▶ Requirements: Each line containing the word "color" must be reported.
>> Begin
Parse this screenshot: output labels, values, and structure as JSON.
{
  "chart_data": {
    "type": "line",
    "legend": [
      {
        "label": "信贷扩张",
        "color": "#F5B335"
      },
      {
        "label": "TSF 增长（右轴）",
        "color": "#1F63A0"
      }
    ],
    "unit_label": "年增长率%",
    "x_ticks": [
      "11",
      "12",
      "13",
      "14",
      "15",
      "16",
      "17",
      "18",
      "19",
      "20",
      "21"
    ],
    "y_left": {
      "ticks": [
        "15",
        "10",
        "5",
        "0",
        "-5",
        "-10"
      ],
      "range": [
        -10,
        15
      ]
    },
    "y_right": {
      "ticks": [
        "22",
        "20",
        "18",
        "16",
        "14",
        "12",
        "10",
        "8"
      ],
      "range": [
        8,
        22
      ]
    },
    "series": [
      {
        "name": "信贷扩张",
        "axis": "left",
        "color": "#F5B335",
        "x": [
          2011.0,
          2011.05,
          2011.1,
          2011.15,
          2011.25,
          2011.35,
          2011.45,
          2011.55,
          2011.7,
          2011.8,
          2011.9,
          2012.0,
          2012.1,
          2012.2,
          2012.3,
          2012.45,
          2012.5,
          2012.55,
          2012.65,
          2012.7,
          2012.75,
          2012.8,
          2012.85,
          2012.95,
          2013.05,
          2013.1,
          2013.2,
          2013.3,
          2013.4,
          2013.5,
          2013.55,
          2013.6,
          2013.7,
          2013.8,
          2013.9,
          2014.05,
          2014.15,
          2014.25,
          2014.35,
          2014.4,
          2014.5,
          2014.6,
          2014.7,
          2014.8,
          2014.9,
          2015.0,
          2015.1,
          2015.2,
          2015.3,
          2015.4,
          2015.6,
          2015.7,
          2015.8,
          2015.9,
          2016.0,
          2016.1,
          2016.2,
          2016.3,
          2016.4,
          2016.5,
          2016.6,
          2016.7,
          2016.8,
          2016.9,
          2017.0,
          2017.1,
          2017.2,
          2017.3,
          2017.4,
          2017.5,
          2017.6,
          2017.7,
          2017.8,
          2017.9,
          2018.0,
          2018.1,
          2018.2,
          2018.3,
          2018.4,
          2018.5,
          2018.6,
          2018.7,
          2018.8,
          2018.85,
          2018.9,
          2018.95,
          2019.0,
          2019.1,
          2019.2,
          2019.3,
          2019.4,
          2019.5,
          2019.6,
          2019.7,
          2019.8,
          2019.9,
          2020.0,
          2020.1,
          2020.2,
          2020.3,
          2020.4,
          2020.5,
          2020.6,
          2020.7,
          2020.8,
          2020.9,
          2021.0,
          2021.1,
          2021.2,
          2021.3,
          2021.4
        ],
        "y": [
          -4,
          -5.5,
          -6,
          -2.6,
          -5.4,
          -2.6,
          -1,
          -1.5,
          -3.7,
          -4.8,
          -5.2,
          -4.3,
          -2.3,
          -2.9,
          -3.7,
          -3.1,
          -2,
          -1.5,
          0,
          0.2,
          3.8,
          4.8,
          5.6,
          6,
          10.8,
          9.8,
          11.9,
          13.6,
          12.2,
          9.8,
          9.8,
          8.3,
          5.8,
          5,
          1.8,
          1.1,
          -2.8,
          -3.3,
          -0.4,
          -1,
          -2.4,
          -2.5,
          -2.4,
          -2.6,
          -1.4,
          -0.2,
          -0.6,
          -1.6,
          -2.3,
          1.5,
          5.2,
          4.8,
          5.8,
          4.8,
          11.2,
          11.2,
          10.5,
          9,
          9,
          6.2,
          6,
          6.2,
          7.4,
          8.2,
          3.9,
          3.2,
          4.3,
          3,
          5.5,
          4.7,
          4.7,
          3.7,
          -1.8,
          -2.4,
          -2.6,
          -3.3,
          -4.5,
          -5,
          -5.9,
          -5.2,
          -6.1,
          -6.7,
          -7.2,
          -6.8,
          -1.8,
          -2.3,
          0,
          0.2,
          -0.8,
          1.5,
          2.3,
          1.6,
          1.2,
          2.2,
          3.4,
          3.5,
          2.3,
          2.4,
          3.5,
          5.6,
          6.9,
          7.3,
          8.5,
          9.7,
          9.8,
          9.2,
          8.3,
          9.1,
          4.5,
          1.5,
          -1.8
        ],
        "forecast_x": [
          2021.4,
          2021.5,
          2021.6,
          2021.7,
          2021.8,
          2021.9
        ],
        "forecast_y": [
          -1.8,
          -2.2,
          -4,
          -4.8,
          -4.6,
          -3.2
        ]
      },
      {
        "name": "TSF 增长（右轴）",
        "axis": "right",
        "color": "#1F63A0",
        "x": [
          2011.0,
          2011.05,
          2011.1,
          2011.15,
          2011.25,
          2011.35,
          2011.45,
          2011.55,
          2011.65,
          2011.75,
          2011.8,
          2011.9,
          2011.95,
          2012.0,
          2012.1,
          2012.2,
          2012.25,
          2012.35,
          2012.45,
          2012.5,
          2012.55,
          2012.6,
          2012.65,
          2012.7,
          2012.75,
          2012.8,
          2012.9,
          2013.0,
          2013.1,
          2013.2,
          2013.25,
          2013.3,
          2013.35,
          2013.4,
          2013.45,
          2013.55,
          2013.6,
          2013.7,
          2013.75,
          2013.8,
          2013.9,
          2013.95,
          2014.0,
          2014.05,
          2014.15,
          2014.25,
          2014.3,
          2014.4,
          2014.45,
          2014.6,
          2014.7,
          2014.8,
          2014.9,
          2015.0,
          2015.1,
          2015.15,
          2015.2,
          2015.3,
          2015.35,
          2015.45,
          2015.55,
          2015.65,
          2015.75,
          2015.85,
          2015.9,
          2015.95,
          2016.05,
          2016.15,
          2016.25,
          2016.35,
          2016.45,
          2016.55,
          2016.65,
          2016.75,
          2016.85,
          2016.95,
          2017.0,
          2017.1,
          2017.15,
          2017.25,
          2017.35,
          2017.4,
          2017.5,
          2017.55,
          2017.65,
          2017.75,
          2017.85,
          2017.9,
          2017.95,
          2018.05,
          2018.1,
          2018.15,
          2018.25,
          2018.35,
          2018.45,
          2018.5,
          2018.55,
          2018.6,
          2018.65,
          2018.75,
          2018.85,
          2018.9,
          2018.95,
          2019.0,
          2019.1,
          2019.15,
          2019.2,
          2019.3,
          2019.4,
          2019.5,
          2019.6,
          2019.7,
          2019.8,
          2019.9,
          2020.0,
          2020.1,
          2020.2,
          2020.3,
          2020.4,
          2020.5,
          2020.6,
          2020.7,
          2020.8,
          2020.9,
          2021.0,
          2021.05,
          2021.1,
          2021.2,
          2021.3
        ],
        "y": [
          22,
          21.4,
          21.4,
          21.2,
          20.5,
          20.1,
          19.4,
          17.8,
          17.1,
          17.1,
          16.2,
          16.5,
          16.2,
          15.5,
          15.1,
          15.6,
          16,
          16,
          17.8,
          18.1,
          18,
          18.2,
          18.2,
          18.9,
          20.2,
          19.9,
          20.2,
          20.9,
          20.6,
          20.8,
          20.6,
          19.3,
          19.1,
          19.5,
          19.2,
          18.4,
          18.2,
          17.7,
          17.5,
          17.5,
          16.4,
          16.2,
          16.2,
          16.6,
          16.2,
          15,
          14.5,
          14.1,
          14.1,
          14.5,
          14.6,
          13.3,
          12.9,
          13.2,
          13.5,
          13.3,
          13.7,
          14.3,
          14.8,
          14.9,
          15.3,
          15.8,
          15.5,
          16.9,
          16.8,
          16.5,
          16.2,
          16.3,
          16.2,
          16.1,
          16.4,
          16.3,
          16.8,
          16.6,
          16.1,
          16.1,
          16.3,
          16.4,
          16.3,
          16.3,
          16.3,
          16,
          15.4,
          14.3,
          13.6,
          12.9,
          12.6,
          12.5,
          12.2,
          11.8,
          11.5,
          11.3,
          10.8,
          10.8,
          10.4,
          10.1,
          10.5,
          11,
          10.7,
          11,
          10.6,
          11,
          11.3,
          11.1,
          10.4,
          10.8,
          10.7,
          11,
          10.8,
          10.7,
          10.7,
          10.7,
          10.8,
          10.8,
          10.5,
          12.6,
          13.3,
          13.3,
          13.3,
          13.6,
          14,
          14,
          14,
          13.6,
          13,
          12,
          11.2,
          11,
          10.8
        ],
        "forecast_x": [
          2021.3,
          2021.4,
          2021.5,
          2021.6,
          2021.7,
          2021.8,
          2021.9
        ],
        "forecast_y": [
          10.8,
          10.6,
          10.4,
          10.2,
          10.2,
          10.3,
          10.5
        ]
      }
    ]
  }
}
>> End
▶ Output for this exercise:
        "color": "#F5B335"
        "color": "#1F63A0"
        "color": "#F5B335",
        "color": "#1F63A0",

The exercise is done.